Records to process —
####
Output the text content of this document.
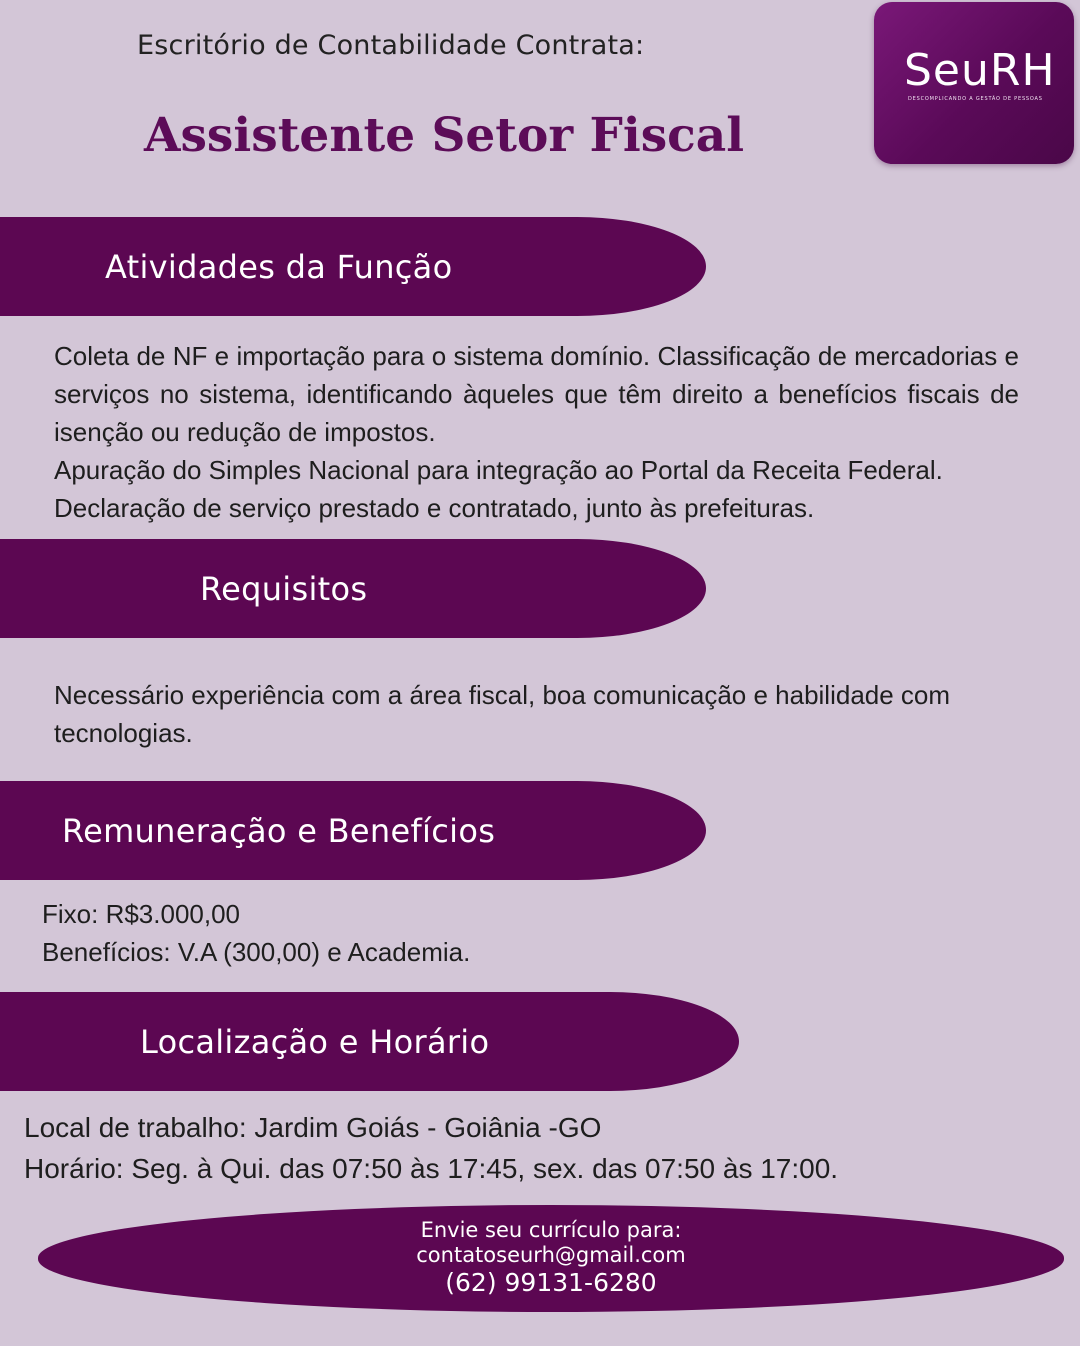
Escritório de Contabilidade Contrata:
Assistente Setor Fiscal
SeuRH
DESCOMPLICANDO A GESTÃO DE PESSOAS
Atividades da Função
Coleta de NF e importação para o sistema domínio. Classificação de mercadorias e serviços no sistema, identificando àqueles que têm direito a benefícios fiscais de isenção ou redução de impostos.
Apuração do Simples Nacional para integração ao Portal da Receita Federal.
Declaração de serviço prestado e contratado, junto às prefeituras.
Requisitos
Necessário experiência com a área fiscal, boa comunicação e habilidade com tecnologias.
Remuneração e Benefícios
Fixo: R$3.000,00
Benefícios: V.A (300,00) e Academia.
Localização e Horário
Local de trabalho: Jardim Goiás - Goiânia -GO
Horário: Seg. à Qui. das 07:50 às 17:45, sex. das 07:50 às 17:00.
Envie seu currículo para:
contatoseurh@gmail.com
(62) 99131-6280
####
Task prompt — How many lines of the data contain the word "Horário"? Answer with the number alone.

Finished exercise — 2